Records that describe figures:
──────────

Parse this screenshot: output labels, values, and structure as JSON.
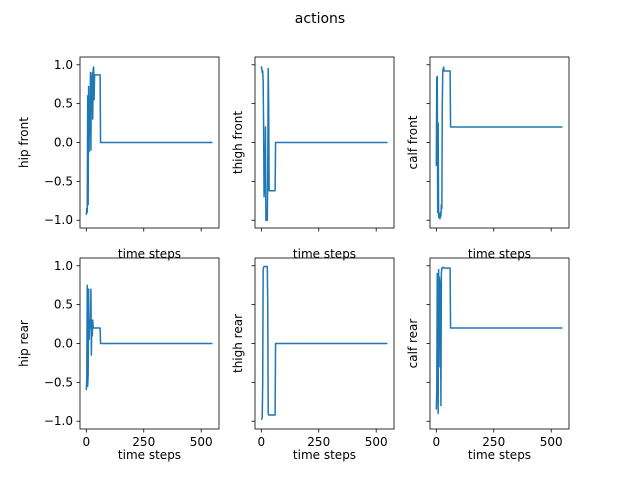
{
  "figure": {
    "title": "actions"
  },
  "chart_data": [
    {
      "type": "line",
      "title": "",
      "xlabel": "time steps",
      "ylabel": "hip front",
      "xlim": [
        -27.5,
        577.5
      ],
      "ylim": [
        -1.1,
        1.1
      ],
      "x_ticks": [
        0,
        250,
        500
      ],
      "x_tick_labels": [
        "",
        "",
        ""
      ],
      "y_ticks": [
        -1.0,
        -0.5,
        0.0,
        0.5,
        1.0
      ],
      "y_tick_labels": [
        "−1.0",
        "−0.5",
        "0.0",
        "0.5",
        "1.0"
      ],
      "color": "#1f77b4",
      "x": [
        0,
        2,
        4,
        6,
        8,
        10,
        12,
        14,
        16,
        18,
        20,
        22,
        24,
        26,
        28,
        30,
        32,
        34,
        36,
        38,
        40,
        42,
        44,
        60,
        62,
        64,
        549
      ],
      "y": [
        -0.93,
        -0.85,
        -0.9,
        0.6,
        -0.8,
        0.72,
        -0.12,
        0.5,
        0.15,
        0.9,
        -0.1,
        0.85,
        0.55,
        0.9,
        0.3,
        0.95,
        0.97,
        0.55,
        0.87,
        0.87,
        0.87,
        0.87,
        0.87,
        0.87,
        0.0,
        0.0,
        0.0
      ]
    },
    {
      "type": "line",
      "title": "",
      "xlabel": "time steps",
      "ylabel": "thigh front",
      "xlim": [
        -27.5,
        577.5
      ],
      "ylim": [
        -1.1,
        1.1
      ],
      "x_ticks": [
        0,
        250,
        500
      ],
      "x_tick_labels": [
        "",
        "",
        ""
      ],
      "y_ticks": [
        -1.0,
        -0.5,
        0.0,
        0.5,
        1.0
      ],
      "y_tick_labels": [
        "",
        "",
        "",
        "",
        ""
      ],
      "color": "#1f77b4",
      "x": [
        0,
        2,
        4,
        6,
        8,
        10,
        12,
        14,
        16,
        18,
        20,
        22,
        24,
        26,
        28,
        30,
        32,
        34,
        36,
        38,
        40,
        42,
        44,
        60,
        62,
        64,
        549
      ],
      "y": [
        0.98,
        0.95,
        0.9,
        0.92,
        0.78,
        0.2,
        -0.7,
        -0.3,
        -0.65,
        0.2,
        -1.0,
        -1.0,
        -1.0,
        -1.0,
        -0.4,
        0.95,
        0.5,
        -0.62,
        -0.62,
        -0.62,
        -0.62,
        -0.62,
        -0.62,
        -0.62,
        0.0,
        0.0,
        0.0
      ]
    },
    {
      "type": "line",
      "title": "",
      "xlabel": "time steps",
      "ylabel": "calf front",
      "xlim": [
        -27.5,
        577.5
      ],
      "ylim": [
        -1.1,
        1.1
      ],
      "x_ticks": [
        0,
        250,
        500
      ],
      "x_tick_labels": [
        "",
        "",
        ""
      ],
      "y_ticks": [
        -1.0,
        -0.5,
        0.0,
        0.5,
        1.0
      ],
      "y_tick_labels": [
        "",
        "",
        "",
        "",
        ""
      ],
      "color": "#1f77b4",
      "x": [
        0,
        2,
        4,
        6,
        8,
        10,
        12,
        14,
        16,
        18,
        20,
        22,
        24,
        26,
        28,
        30,
        32,
        34,
        36,
        38,
        40,
        60,
        62,
        64,
        549
      ],
      "y": [
        -0.3,
        0.83,
        0.85,
        -0.9,
        0.25,
        -0.95,
        -0.97,
        -0.92,
        -0.98,
        -0.9,
        -0.95,
        -0.8,
        -0.85,
        0.5,
        0.9,
        0.95,
        0.97,
        0.92,
        0.92,
        0.92,
        0.92,
        0.92,
        0.2,
        0.2,
        0.2
      ]
    },
    {
      "type": "line",
      "title": "",
      "xlabel": "time steps",
      "ylabel": "hip rear",
      "xlim": [
        -27.5,
        577.5
      ],
      "ylim": [
        -1.1,
        1.1
      ],
      "x_ticks": [
        0,
        250,
        500
      ],
      "x_tick_labels": [
        "0",
        "250",
        "500"
      ],
      "y_ticks": [
        -1.0,
        -0.5,
        0.0,
        0.5,
        1.0
      ],
      "y_tick_labels": [
        "−1.0",
        "−0.5",
        "0.0",
        "0.5",
        "1.0"
      ],
      "color": "#1f77b4",
      "x": [
        0,
        2,
        4,
        6,
        8,
        10,
        12,
        14,
        16,
        18,
        20,
        22,
        24,
        26,
        28,
        30,
        32,
        34,
        36,
        38,
        40,
        60,
        62,
        64,
        549
      ],
      "y": [
        -0.6,
        -0.45,
        0.75,
        -0.55,
        -0.4,
        0.7,
        0.05,
        0.25,
        0.3,
        0.2,
        0.7,
        -0.15,
        0.3,
        0.1,
        0.3,
        0.2,
        0.2,
        0.2,
        0.2,
        0.2,
        0.2,
        0.2,
        0.0,
        0.0,
        0.0
      ]
    },
    {
      "type": "line",
      "title": "",
      "xlabel": "time steps",
      "ylabel": "thigh rear",
      "xlim": [
        -27.5,
        577.5
      ],
      "ylim": [
        -1.1,
        1.1
      ],
      "x_ticks": [
        0,
        250,
        500
      ],
      "x_tick_labels": [
        "0",
        "250",
        "500"
      ],
      "y_ticks": [
        -1.0,
        -0.5,
        0.0,
        0.5,
        1.0
      ],
      "y_tick_labels": [
        "",
        "",
        "",
        "",
        ""
      ],
      "color": "#1f77b4",
      "x": [
        0,
        2,
        4,
        6,
        8,
        10,
        12,
        14,
        16,
        18,
        20,
        22,
        24,
        26,
        28,
        30,
        32,
        34,
        36,
        38,
        40,
        42,
        44,
        60,
        62,
        64,
        549
      ],
      "y": [
        -0.98,
        -0.97,
        -0.95,
        -0.5,
        0.95,
        0.98,
        0.99,
        0.99,
        0.99,
        0.99,
        0.99,
        0.99,
        0.99,
        0.99,
        0.5,
        -0.9,
        -0.92,
        -0.92,
        -0.92,
        -0.92,
        -0.92,
        -0.92,
        -0.92,
        -0.92,
        0.0,
        0.0,
        0.0
      ]
    },
    {
      "type": "line",
      "title": "",
      "xlabel": "time steps",
      "ylabel": "calf rear",
      "xlim": [
        -27.5,
        577.5
      ],
      "ylim": [
        -1.1,
        1.1
      ],
      "x_ticks": [
        0,
        250,
        500
      ],
      "x_tick_labels": [
        "0",
        "250",
        "500"
      ],
      "y_ticks": [
        -1.0,
        -0.5,
        0.0,
        0.5,
        1.0
      ],
      "y_tick_labels": [
        "",
        "",
        "",
        "",
        ""
      ],
      "color": "#1f77b4",
      "x": [
        0,
        2,
        4,
        6,
        8,
        10,
        12,
        14,
        16,
        18,
        20,
        22,
        24,
        26,
        28,
        30,
        32,
        34,
        36,
        38,
        40,
        42,
        60,
        62,
        64,
        549
      ],
      "y": [
        -0.85,
        -0.6,
        0.9,
        0.2,
        -0.9,
        0.95,
        -0.3,
        0.85,
        0.5,
        0.8,
        -0.8,
        0.9,
        0.97,
        0.97,
        0.98,
        0.98,
        0.98,
        0.97,
        0.97,
        0.97,
        0.97,
        0.97,
        0.97,
        0.2,
        0.2,
        0.2
      ]
    }
  ]
}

──────────

• _WHAT TO PRODUCE_: Output the entries above exactly. Drop the pictures.

• _ANSWER FOR THIS EXERCISE_:
Parse this screenshot: output labels, values, and structure as JSON.
{
  "figure": {
    "title": "actions"
  },
  "chart_data": [
    {
      "type": "line",
      "title": "",
      "xlabel": "time steps",
      "ylabel": "hip front",
      "xlim": [
        -27.5,
        577.5
      ],
      "ylim": [
        -1.1,
        1.1
      ],
      "x_ticks": [
        0,
        250,
        500
      ],
      "x_tick_labels": [
        "",
        "",
        ""
      ],
      "y_ticks": [
        -1.0,
        -0.5,
        0.0,
        0.5,
        1.0
      ],
      "y_tick_labels": [
        "−1.0",
        "−0.5",
        "0.0",
        "0.5",
        "1.0"
      ],
      "color": "#1f77b4",
      "x": [
        0,
        2,
        4,
        6,
        8,
        10,
        12,
        14,
        16,
        18,
        20,
        22,
        24,
        26,
        28,
        30,
        32,
        34,
        36,
        38,
        40,
        42,
        44,
        60,
        62,
        64,
        549
      ],
      "y": [
        -0.93,
        -0.85,
        -0.9,
        0.6,
        -0.8,
        0.72,
        -0.12,
        0.5,
        0.15,
        0.9,
        -0.1,
        0.85,
        0.55,
        0.9,
        0.3,
        0.95,
        0.97,
        0.55,
        0.87,
        0.87,
        0.87,
        0.87,
        0.87,
        0.87,
        0.0,
        0.0,
        0.0
      ]
    },
    {
      "type": "line",
      "title": "",
      "xlabel": "time steps",
      "ylabel": "thigh front",
      "xlim": [
        -27.5,
        577.5
      ],
      "ylim": [
        -1.1,
        1.1
      ],
      "x_ticks": [
        0,
        250,
        500
      ],
      "x_tick_labels": [
        "",
        "",
        ""
      ],
      "y_ticks": [
        -1.0,
        -0.5,
        0.0,
        0.5,
        1.0
      ],
      "y_tick_labels": [
        "",
        "",
        "",
        "",
        ""
      ],
      "color": "#1f77b4",
      "x": [
        0,
        2,
        4,
        6,
        8,
        10,
        12,
        14,
        16,
        18,
        20,
        22,
        24,
        26,
        28,
        30,
        32,
        34,
        36,
        38,
        40,
        42,
        44,
        60,
        62,
        64,
        549
      ],
      "y": [
        0.98,
        0.95,
        0.9,
        0.92,
        0.78,
        0.2,
        -0.7,
        -0.3,
        -0.65,
        0.2,
        -1.0,
        -1.0,
        -1.0,
        -1.0,
        -0.4,
        0.95,
        0.5,
        -0.62,
        -0.62,
        -0.62,
        -0.62,
        -0.62,
        -0.62,
        -0.62,
        0.0,
        0.0,
        0.0
      ]
    },
    {
      "type": "line",
      "title": "",
      "xlabel": "time steps",
      "ylabel": "calf front",
      "xlim": [
        -27.5,
        577.5
      ],
      "ylim": [
        -1.1,
        1.1
      ],
      "x_ticks": [
        0,
        250,
        500
      ],
      "x_tick_labels": [
        "",
        "",
        ""
      ],
      "y_ticks": [
        -1.0,
        -0.5,
        0.0,
        0.5,
        1.0
      ],
      "y_tick_labels": [
        "",
        "",
        "",
        "",
        ""
      ],
      "color": "#1f77b4",
      "x": [
        0,
        2,
        4,
        6,
        8,
        10,
        12,
        14,
        16,
        18,
        20,
        22,
        24,
        26,
        28,
        30,
        32,
        34,
        36,
        38,
        40,
        60,
        62,
        64,
        549
      ],
      "y": [
        -0.3,
        0.83,
        0.85,
        -0.9,
        0.25,
        -0.95,
        -0.97,
        -0.92,
        -0.98,
        -0.9,
        -0.95,
        -0.8,
        -0.85,
        0.5,
        0.9,
        0.95,
        0.97,
        0.92,
        0.92,
        0.92,
        0.92,
        0.92,
        0.2,
        0.2,
        0.2
      ]
    },
    {
      "type": "line",
      "title": "",
      "xlabel": "time steps",
      "ylabel": "hip rear",
      "xlim": [
        -27.5,
        577.5
      ],
      "ylim": [
        -1.1,
        1.1
      ],
      "x_ticks": [
        0,
        250,
        500
      ],
      "x_tick_labels": [
        "0",
        "250",
        "500"
      ],
      "y_ticks": [
        -1.0,
        -0.5,
        0.0,
        0.5,
        1.0
      ],
      "y_tick_labels": [
        "−1.0",
        "−0.5",
        "0.0",
        "0.5",
        "1.0"
      ],
      "color": "#1f77b4",
      "x": [
        0,
        2,
        4,
        6,
        8,
        10,
        12,
        14,
        16,
        18,
        20,
        22,
        24,
        26,
        28,
        30,
        32,
        34,
        36,
        38,
        40,
        60,
        62,
        64,
        549
      ],
      "y": [
        -0.6,
        -0.45,
        0.75,
        -0.55,
        -0.4,
        0.7,
        0.05,
        0.25,
        0.3,
        0.2,
        0.7,
        -0.15,
        0.3,
        0.1,
        0.3,
        0.2,
        0.2,
        0.2,
        0.2,
        0.2,
        0.2,
        0.2,
        0.0,
        0.0,
        0.0
      ]
    },
    {
      "type": "line",
      "title": "",
      "xlabel": "time steps",
      "ylabel": "thigh rear",
      "xlim": [
        -27.5,
        577.5
      ],
      "ylim": [
        -1.1,
        1.1
      ],
      "x_ticks": [
        0,
        250,
        500
      ],
      "x_tick_labels": [
        "0",
        "250",
        "500"
      ],
      "y_ticks": [
        -1.0,
        -0.5,
        0.0,
        0.5,
        1.0
      ],
      "y_tick_labels": [
        "",
        "",
        "",
        "",
        ""
      ],
      "color": "#1f77b4",
      "x": [
        0,
        2,
        4,
        6,
        8,
        10,
        12,
        14,
        16,
        18,
        20,
        22,
        24,
        26,
        28,
        30,
        32,
        34,
        36,
        38,
        40,
        42,
        44,
        60,
        62,
        64,
        549
      ],
      "y": [
        -0.98,
        -0.97,
        -0.95,
        -0.5,
        0.95,
        0.98,
        0.99,
        0.99,
        0.99,
        0.99,
        0.99,
        0.99,
        0.99,
        0.99,
        0.5,
        -0.9,
        -0.92,
        -0.92,
        -0.92,
        -0.92,
        -0.92,
        -0.92,
        -0.92,
        -0.92,
        0.0,
        0.0,
        0.0
      ]
    },
    {
      "type": "line",
      "title": "",
      "xlabel": "time steps",
      "ylabel": "calf rear",
      "xlim": [
        -27.5,
        577.5
      ],
      "ylim": [
        -1.1,
        1.1
      ],
      "x_ticks": [
        0,
        250,
        500
      ],
      "x_tick_labels": [
        "0",
        "250",
        "500"
      ],
      "y_ticks": [
        -1.0,
        -0.5,
        0.0,
        0.5,
        1.0
      ],
      "y_tick_labels": [
        "",
        "",
        "",
        "",
        ""
      ],
      "color": "#1f77b4",
      "x": [
        0,
        2,
        4,
        6,
        8,
        10,
        12,
        14,
        16,
        18,
        20,
        22,
        24,
        26,
        28,
        30,
        32,
        34,
        36,
        38,
        40,
        42,
        60,
        62,
        64,
        549
      ],
      "y": [
        -0.85,
        -0.6,
        0.9,
        0.2,
        -0.9,
        0.95,
        -0.3,
        0.85,
        0.5,
        0.8,
        -0.8,
        0.9,
        0.97,
        0.97,
        0.98,
        0.98,
        0.98,
        0.97,
        0.97,
        0.97,
        0.97,
        0.97,
        0.97,
        0.2,
        0.2,
        0.2
      ]
    }
  ]
}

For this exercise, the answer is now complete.